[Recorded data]
==================================================

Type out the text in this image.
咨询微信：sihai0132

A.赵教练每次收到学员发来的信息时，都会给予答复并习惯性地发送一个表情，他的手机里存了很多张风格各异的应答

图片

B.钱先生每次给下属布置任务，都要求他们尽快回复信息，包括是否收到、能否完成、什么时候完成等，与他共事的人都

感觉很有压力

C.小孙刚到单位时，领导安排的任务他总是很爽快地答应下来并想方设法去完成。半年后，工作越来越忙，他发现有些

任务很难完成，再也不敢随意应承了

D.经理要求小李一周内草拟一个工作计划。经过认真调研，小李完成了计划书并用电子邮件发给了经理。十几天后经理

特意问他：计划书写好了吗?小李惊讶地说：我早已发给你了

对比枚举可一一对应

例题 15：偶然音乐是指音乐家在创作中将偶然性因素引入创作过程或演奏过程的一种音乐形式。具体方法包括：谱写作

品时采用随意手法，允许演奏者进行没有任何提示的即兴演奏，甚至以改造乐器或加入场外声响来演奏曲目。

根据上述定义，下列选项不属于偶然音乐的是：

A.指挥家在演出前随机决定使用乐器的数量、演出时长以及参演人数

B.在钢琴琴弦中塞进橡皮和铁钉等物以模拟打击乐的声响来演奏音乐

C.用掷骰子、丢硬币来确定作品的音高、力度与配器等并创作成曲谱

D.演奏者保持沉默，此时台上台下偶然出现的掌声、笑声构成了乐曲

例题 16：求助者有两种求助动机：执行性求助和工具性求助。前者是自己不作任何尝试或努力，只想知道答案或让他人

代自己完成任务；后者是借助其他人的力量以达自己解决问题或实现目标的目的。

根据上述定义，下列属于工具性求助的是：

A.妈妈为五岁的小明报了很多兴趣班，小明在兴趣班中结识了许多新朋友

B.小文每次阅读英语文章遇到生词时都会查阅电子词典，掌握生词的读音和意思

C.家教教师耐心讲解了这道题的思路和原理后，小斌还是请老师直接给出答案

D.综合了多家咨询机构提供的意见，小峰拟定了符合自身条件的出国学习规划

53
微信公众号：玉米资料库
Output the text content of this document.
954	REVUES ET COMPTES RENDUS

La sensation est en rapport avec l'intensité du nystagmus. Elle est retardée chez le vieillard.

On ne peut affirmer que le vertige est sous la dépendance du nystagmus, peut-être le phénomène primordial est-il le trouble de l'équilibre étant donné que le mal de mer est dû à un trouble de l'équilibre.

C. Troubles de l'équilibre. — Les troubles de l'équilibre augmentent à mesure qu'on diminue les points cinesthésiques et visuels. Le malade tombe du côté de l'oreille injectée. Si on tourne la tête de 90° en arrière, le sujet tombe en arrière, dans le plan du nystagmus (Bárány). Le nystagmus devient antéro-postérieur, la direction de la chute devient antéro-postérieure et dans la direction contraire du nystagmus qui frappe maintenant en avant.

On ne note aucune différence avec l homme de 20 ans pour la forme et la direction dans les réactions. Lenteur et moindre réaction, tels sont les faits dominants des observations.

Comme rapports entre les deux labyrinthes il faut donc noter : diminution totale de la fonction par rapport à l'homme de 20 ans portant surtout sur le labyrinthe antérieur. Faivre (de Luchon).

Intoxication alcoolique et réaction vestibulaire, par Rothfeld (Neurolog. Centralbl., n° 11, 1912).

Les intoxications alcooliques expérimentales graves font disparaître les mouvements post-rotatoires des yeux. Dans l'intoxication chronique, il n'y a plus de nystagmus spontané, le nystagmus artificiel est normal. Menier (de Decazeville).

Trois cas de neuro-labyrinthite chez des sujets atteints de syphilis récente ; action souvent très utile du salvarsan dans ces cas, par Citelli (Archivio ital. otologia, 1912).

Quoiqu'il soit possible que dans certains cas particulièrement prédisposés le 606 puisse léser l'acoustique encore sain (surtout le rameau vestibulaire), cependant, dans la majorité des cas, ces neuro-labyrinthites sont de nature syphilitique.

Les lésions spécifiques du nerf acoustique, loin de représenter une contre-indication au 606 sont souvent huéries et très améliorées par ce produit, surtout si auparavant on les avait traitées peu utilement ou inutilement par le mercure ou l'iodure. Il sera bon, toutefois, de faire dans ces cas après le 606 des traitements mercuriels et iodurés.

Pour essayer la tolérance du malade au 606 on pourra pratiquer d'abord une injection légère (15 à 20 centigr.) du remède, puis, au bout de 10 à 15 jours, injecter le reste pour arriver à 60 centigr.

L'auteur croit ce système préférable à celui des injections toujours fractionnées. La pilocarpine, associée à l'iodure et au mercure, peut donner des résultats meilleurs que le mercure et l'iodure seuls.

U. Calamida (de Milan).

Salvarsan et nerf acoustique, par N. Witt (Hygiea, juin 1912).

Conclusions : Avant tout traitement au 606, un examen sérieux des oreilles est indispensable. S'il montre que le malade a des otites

==================================================

Task statement
Locate each line containing the string "vestibulaire" and show it.

Expected answer
Intoxication alcoolique et réaction vestibulaire, par Rothfeld (Neurolog. Centralbl., n° 11, 1912).
Quoiqu'il soit possible que dans certains cas particulièrement prédisposés le 606 puisse léser l'acoustique encore sain (surtout le rameau vestibulaire), cependant, dans la majorité des cas, ces neuro-labyrinthites sont de nature syphilitique.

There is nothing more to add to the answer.